Copy out each line of the data that holds the word "estudiaba".

Dataset records
_ _ _ _

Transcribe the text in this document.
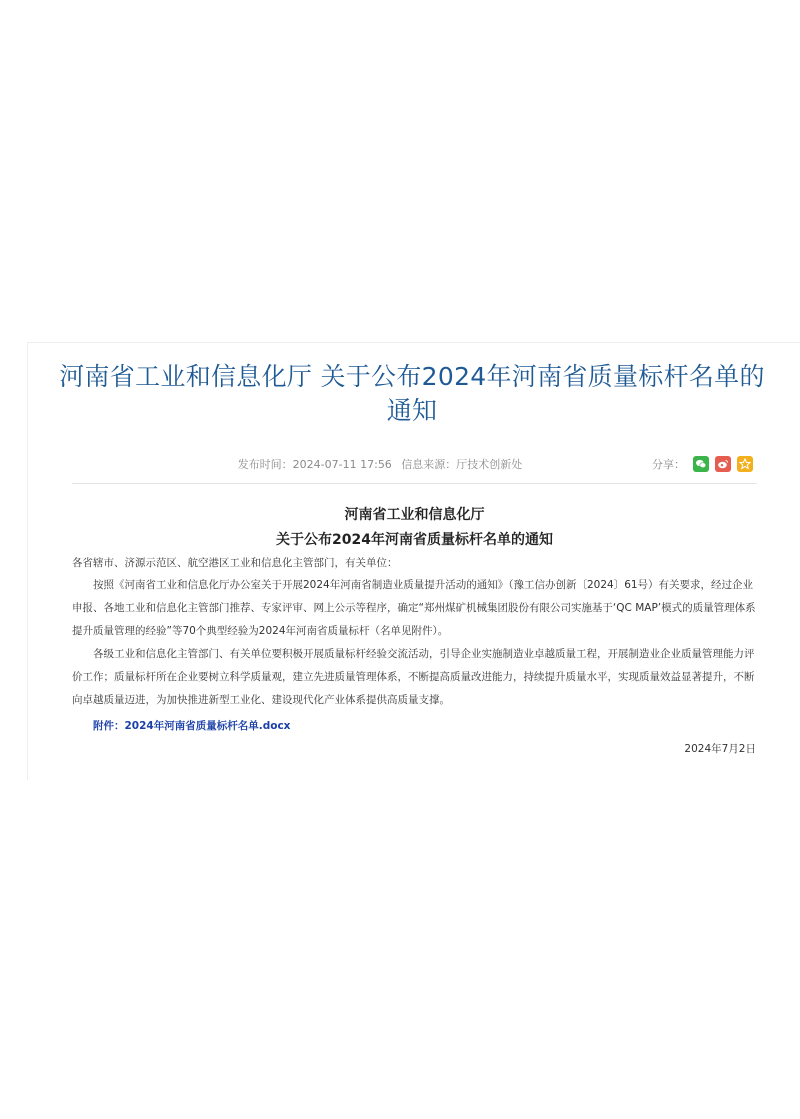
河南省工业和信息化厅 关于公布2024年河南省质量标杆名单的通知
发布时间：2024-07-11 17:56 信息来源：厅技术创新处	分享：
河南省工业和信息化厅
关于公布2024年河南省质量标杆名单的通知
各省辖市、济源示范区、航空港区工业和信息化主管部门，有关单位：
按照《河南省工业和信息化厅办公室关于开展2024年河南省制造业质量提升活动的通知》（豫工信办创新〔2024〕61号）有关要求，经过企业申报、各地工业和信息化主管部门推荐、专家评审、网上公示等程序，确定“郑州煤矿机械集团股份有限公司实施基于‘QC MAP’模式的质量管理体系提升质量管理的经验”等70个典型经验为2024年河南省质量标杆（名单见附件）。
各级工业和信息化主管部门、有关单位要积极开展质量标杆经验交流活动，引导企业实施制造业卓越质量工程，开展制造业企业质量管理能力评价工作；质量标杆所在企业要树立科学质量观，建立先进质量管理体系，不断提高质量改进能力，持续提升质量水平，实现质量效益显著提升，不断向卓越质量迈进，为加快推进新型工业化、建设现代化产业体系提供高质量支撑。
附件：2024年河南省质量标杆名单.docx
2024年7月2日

_ _ _ _

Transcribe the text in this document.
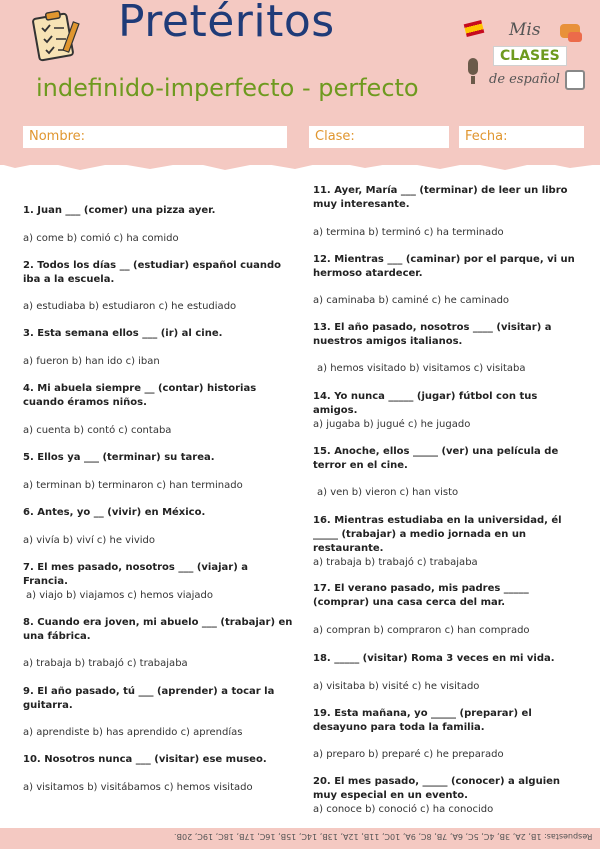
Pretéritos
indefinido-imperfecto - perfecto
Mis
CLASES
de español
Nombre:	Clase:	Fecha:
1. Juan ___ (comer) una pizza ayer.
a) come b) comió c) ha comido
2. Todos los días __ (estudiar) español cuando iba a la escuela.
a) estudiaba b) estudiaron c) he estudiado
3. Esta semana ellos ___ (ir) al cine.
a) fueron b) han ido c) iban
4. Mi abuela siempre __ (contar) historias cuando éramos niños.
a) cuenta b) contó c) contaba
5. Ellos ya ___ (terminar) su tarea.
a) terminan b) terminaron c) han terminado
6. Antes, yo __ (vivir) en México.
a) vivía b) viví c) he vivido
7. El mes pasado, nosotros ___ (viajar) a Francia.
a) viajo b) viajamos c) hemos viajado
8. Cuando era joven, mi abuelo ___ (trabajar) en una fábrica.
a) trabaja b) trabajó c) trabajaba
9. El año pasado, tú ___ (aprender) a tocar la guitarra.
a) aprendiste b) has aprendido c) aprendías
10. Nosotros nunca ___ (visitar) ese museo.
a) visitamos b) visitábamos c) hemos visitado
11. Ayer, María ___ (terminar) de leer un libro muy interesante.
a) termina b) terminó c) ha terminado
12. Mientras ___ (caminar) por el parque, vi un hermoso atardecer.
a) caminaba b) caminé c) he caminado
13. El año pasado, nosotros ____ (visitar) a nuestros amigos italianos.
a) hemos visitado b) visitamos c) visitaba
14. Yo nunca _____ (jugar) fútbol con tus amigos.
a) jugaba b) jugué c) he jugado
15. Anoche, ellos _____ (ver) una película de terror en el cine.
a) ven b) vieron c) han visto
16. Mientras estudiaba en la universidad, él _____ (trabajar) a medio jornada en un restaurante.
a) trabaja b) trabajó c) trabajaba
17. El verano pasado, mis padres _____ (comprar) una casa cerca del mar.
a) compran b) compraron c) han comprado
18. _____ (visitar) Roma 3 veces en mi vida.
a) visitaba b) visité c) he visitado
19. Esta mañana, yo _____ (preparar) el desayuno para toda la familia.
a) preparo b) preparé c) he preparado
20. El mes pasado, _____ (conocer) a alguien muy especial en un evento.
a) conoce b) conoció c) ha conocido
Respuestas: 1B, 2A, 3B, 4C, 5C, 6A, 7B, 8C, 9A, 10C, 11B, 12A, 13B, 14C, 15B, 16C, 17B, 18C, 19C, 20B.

_ _ _ _

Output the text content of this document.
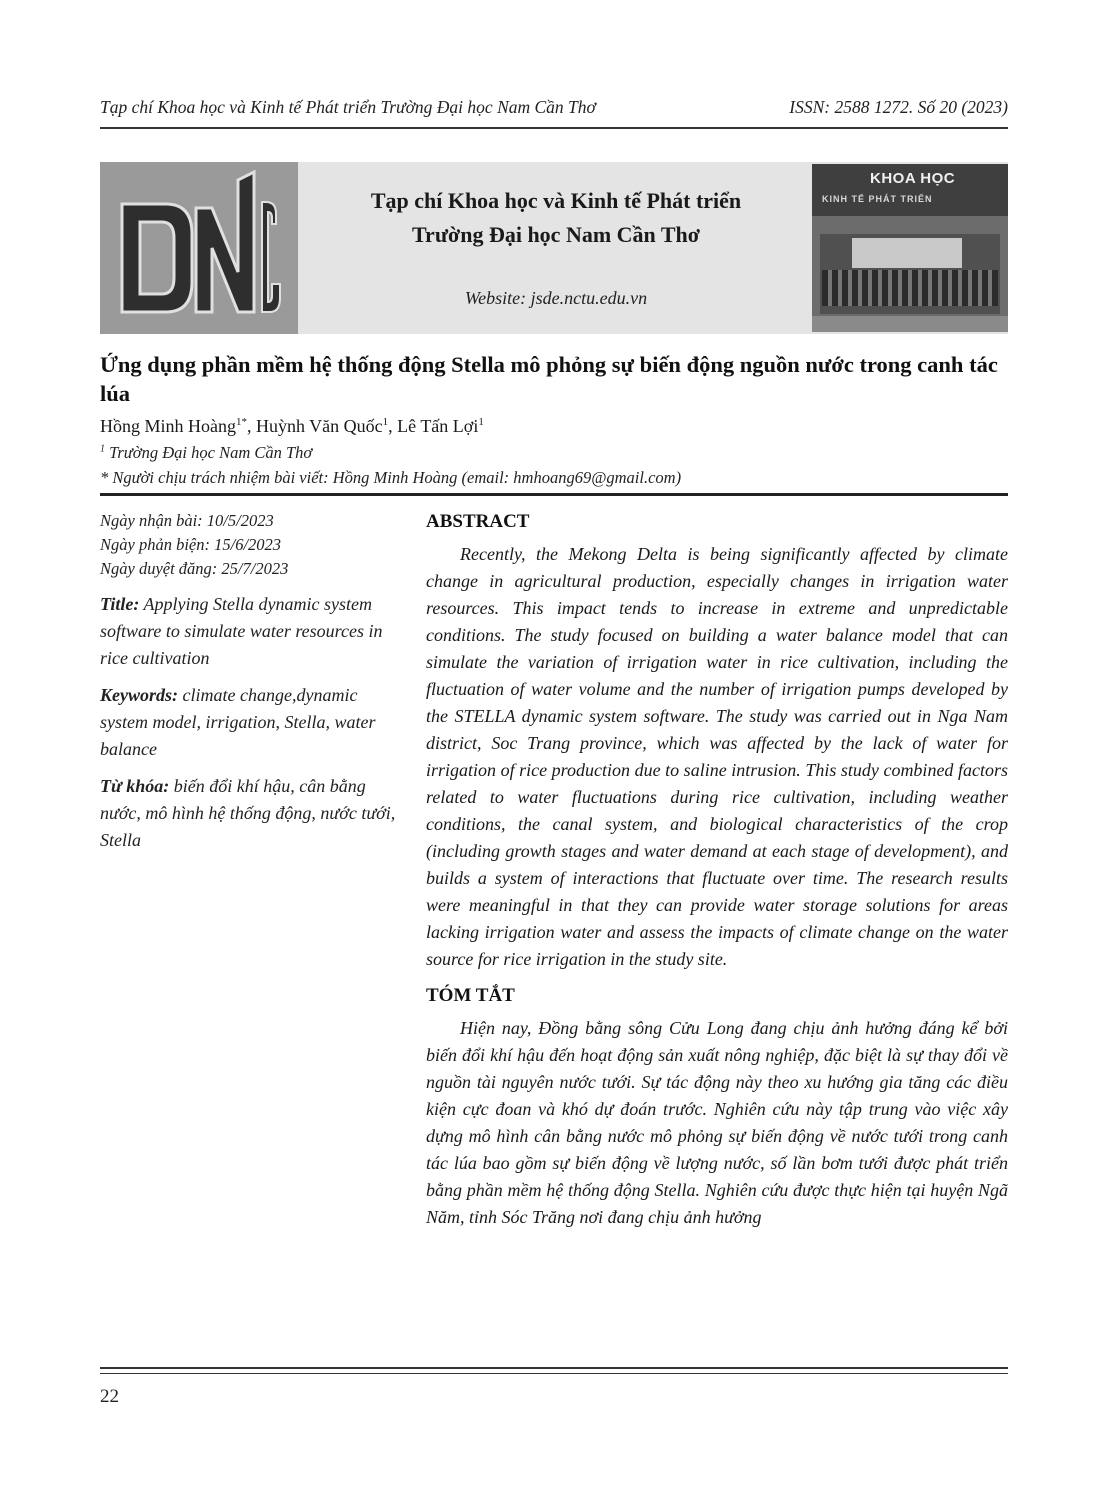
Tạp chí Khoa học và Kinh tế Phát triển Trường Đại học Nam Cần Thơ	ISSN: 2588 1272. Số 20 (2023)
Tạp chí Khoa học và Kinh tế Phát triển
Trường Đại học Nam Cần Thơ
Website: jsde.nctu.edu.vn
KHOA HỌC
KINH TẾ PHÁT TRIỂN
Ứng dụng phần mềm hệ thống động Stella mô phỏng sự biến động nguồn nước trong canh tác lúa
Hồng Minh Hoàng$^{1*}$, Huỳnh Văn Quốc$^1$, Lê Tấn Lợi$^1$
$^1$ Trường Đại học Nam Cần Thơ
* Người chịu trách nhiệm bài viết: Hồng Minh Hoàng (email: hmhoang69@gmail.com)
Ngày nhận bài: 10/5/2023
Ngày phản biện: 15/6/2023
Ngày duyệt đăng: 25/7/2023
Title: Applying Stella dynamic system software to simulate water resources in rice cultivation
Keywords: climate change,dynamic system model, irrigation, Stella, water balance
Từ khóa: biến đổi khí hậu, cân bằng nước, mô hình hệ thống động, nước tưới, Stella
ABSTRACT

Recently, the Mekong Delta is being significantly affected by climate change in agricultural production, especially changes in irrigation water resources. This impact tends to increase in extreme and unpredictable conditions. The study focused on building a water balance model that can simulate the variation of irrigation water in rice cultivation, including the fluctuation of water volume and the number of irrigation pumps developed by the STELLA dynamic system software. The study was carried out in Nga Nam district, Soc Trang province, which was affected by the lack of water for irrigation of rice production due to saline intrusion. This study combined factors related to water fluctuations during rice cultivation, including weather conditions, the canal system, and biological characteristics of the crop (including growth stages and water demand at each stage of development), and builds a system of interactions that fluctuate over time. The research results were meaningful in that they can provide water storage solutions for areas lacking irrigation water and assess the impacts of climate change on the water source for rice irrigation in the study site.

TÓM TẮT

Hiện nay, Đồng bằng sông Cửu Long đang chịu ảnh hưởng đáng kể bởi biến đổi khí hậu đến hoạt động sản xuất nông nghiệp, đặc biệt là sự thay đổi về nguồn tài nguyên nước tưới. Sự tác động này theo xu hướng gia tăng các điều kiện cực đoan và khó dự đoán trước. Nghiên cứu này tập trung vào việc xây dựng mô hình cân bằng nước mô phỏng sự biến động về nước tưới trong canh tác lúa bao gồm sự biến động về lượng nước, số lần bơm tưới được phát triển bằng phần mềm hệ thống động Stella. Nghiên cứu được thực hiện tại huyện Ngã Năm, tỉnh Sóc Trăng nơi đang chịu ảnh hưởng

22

_ _ _ _

_EXERCISE RESPONSE_:
a) estudiaba b) estudiaron c) he estudiado
16. Mientras estudiaba en la universidad, él _____ (trabajar) a medio jornada en un restaurante.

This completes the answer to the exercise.